:: GIVEN PROBLEM ::
Every entry that follows should be repeated exactly; drop the images.

(Data entries for graphics)

- - - - - - -

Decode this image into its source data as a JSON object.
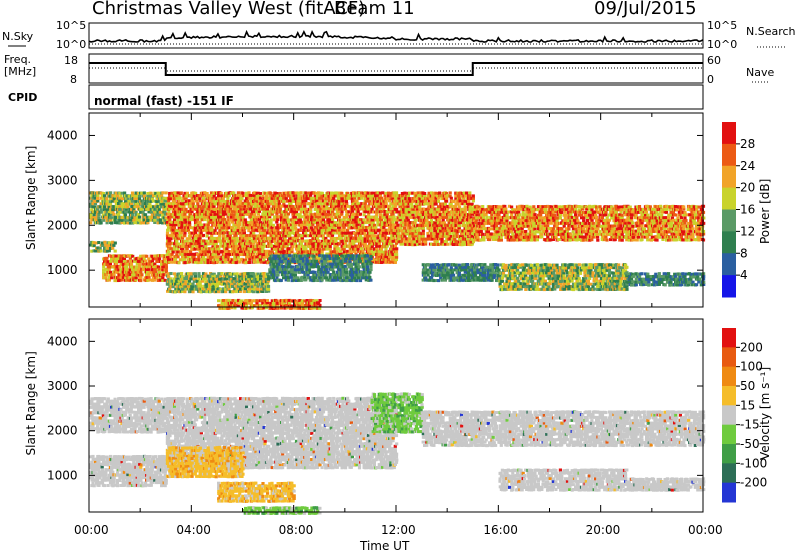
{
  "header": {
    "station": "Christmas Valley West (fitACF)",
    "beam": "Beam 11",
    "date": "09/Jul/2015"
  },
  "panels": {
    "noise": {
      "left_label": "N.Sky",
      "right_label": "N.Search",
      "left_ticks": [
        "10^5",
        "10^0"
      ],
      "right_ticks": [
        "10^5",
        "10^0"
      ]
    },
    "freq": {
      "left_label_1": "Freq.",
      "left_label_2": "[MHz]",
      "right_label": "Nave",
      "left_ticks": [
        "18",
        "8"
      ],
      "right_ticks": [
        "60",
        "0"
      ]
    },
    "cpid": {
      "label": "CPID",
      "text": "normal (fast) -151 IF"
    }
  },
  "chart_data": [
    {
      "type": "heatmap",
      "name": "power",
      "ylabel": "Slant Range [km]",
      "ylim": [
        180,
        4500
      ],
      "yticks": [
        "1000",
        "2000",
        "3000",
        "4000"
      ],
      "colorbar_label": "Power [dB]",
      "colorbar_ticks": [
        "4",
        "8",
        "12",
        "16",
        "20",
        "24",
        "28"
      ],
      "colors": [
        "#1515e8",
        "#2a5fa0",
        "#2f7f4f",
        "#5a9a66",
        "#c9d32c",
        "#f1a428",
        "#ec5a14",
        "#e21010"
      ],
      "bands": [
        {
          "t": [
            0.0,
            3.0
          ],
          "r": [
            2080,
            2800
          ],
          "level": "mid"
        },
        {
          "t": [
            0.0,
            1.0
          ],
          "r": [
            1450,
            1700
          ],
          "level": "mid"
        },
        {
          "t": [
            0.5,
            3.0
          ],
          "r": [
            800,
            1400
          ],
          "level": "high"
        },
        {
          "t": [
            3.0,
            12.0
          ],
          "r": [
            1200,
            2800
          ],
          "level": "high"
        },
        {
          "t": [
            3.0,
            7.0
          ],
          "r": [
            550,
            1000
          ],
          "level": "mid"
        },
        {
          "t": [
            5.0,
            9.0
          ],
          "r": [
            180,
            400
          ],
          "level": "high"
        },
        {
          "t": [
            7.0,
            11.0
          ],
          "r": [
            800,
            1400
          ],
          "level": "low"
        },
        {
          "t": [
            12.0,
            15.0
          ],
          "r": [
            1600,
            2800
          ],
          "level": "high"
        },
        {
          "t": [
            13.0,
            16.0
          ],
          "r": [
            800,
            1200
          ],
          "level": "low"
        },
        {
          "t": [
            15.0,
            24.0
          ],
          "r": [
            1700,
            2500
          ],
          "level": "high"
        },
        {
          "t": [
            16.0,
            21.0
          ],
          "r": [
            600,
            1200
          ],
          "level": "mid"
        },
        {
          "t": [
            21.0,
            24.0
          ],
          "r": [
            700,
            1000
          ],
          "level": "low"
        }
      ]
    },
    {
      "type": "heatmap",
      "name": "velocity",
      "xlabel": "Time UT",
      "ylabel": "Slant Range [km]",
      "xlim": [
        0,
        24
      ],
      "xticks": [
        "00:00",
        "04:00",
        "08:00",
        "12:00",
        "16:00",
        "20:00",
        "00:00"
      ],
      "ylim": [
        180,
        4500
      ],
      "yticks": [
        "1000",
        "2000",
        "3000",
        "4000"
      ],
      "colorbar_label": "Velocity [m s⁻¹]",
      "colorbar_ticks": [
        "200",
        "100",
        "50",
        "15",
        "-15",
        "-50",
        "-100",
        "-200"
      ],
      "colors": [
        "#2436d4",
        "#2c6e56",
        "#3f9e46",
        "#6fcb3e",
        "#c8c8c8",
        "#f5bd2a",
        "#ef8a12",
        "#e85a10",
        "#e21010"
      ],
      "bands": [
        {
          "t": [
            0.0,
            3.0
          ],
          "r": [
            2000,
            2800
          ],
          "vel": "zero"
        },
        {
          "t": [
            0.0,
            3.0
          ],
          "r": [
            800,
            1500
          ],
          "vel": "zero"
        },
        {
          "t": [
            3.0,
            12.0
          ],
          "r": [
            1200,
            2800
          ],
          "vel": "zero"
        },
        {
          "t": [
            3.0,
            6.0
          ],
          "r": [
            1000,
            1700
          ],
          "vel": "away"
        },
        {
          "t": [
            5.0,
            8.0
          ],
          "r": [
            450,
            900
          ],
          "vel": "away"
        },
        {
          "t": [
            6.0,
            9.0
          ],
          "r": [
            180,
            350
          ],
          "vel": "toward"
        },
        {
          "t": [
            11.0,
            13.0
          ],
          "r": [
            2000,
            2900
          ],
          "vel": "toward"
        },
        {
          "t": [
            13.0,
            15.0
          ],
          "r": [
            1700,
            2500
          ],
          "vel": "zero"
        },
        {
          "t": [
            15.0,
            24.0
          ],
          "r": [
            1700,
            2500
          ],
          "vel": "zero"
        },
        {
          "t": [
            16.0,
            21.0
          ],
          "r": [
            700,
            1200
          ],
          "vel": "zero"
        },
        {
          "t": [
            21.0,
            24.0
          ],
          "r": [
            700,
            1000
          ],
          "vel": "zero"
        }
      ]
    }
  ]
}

- - - - - - -

:: SOLUTION FOR THIS TASK ::
Decode this image into its source data as a JSON object.
{
  "header": {
    "station": "Christmas Valley West (fitACF)",
    "beam": "Beam 11",
    "date": "09/Jul/2015"
  },
  "panels": {
    "noise": {
      "left_label": "N.Sky",
      "right_label": "N.Search",
      "left_ticks": [
        "10^5",
        "10^0"
      ],
      "right_ticks": [
        "10^5",
        "10^0"
      ]
    },
    "freq": {
      "left_label_1": "Freq.",
      "left_label_2": "[MHz]",
      "right_label": "Nave",
      "left_ticks": [
        "18",
        "8"
      ],
      "right_ticks": [
        "60",
        "0"
      ]
    },
    "cpid": {
      "label": "CPID",
      "text": "normal (fast) -151 IF"
    }
  },
  "chart_data": [
    {
      "type": "heatmap",
      "name": "power",
      "ylabel": "Slant Range [km]",
      "ylim": [
        180,
        4500
      ],
      "yticks": [
        "1000",
        "2000",
        "3000",
        "4000"
      ],
      "colorbar_label": "Power [dB]",
      "colorbar_ticks": [
        "4",
        "8",
        "12",
        "16",
        "20",
        "24",
        "28"
      ],
      "colors": [
        "#1515e8",
        "#2a5fa0",
        "#2f7f4f",
        "#5a9a66",
        "#c9d32c",
        "#f1a428",
        "#ec5a14",
        "#e21010"
      ],
      "bands": [
        {
          "t": [
            0.0,
            3.0
          ],
          "r": [
            2080,
            2800
          ],
          "level": "mid"
        },
        {
          "t": [
            0.0,
            1.0
          ],
          "r": [
            1450,
            1700
          ],
          "level": "mid"
        },
        {
          "t": [
            0.5,
            3.0
          ],
          "r": [
            800,
            1400
          ],
          "level": "high"
        },
        {
          "t": [
            3.0,
            12.0
          ],
          "r": [
            1200,
            2800
          ],
          "level": "high"
        },
        {
          "t": [
            3.0,
            7.0
          ],
          "r": [
            550,
            1000
          ],
          "level": "mid"
        },
        {
          "t": [
            5.0,
            9.0
          ],
          "r": [
            180,
            400
          ],
          "level": "high"
        },
        {
          "t": [
            7.0,
            11.0
          ],
          "r": [
            800,
            1400
          ],
          "level": "low"
        },
        {
          "t": [
            12.0,
            15.0
          ],
          "r": [
            1600,
            2800
          ],
          "level": "high"
        },
        {
          "t": [
            13.0,
            16.0
          ],
          "r": [
            800,
            1200
          ],
          "level": "low"
        },
        {
          "t": [
            15.0,
            24.0
          ],
          "r": [
            1700,
            2500
          ],
          "level": "high"
        },
        {
          "t": [
            16.0,
            21.0
          ],
          "r": [
            600,
            1200
          ],
          "level": "mid"
        },
        {
          "t": [
            21.0,
            24.0
          ],
          "r": [
            700,
            1000
          ],
          "level": "low"
        }
      ]
    },
    {
      "type": "heatmap",
      "name": "velocity",
      "xlabel": "Time UT",
      "ylabel": "Slant Range [km]",
      "xlim": [
        0,
        24
      ],
      "xticks": [
        "00:00",
        "04:00",
        "08:00",
        "12:00",
        "16:00",
        "20:00",
        "00:00"
      ],
      "ylim": [
        180,
        4500
      ],
      "yticks": [
        "1000",
        "2000",
        "3000",
        "4000"
      ],
      "colorbar_label": "Velocity [m s⁻¹]",
      "colorbar_ticks": [
        "200",
        "100",
        "50",
        "15",
        "-15",
        "-50",
        "-100",
        "-200"
      ],
      "colors": [
        "#2436d4",
        "#2c6e56",
        "#3f9e46",
        "#6fcb3e",
        "#c8c8c8",
        "#f5bd2a",
        "#ef8a12",
        "#e85a10",
        "#e21010"
      ],
      "bands": [
        {
          "t": [
            0.0,
            3.0
          ],
          "r": [
            2000,
            2800
          ],
          "vel": "zero"
        },
        {
          "t": [
            0.0,
            3.0
          ],
          "r": [
            800,
            1500
          ],
          "vel": "zero"
        },
        {
          "t": [
            3.0,
            12.0
          ],
          "r": [
            1200,
            2800
          ],
          "vel": "zero"
        },
        {
          "t": [
            3.0,
            6.0
          ],
          "r": [
            1000,
            1700
          ],
          "vel": "away"
        },
        {
          "t": [
            5.0,
            8.0
          ],
          "r": [
            450,
            900
          ],
          "vel": "away"
        },
        {
          "t": [
            6.0,
            9.0
          ],
          "r": [
            180,
            350
          ],
          "vel": "toward"
        },
        {
          "t": [
            11.0,
            13.0
          ],
          "r": [
            2000,
            2900
          ],
          "vel": "toward"
        },
        {
          "t": [
            13.0,
            15.0
          ],
          "r": [
            1700,
            2500
          ],
          "vel": "zero"
        },
        {
          "t": [
            15.0,
            24.0
          ],
          "r": [
            1700,
            2500
          ],
          "vel": "zero"
        },
        {
          "t": [
            16.0,
            21.0
          ],
          "r": [
            700,
            1200
          ],
          "vel": "zero"
        },
        {
          "t": [
            21.0,
            24.0
          ],
          "r": [
            700,
            1000
          ],
          "vel": "zero"
        }
      ]
    }
  ]
}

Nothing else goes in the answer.